Set down the material below in full, matching it exactly.

● **Supplied data**:
>>>

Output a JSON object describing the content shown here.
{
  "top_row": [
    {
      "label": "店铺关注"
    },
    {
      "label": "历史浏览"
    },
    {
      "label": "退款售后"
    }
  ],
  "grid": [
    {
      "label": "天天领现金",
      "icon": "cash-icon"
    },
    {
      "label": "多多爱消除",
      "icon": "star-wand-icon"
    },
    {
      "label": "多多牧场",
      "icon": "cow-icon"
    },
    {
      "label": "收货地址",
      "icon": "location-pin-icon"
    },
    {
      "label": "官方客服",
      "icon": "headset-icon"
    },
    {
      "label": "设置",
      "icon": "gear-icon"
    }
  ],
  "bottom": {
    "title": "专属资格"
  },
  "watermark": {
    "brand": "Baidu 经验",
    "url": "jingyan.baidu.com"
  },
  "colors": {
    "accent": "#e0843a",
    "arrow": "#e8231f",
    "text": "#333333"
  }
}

<<<

● **Output for this exercise**:
Output a JSON object describing the content shown here.
{
  "top_row": [
    {
      "label": "店铺关注"
    },
    {
      "label": "历史浏览"
    },
    {
      "label": "退款售后"
    }
  ],
  "grid": [
    {
      "label": "天天领现金",
      "icon": "cash-icon"
    },
    {
      "label": "多多爱消除",
      "icon": "star-wand-icon"
    },
    {
      "label": "多多牧场",
      "icon": "cow-icon"
    },
    {
      "label": "收货地址",
      "icon": "location-pin-icon"
    },
    {
      "label": "官方客服",
      "icon": "headset-icon"
    },
    {
      "label": "设置",
      "icon": "gear-icon"
    }
  ],
  "bottom": {
    "title": "专属资格"
  },
  "watermark": {
    "brand": "Baidu 经验",
    "url": "jingyan.baidu.com"
  },
  "colors": {
    "accent": "#e0843a",
    "arrow": "#e8231f",
    "text": "#333333"
  }
}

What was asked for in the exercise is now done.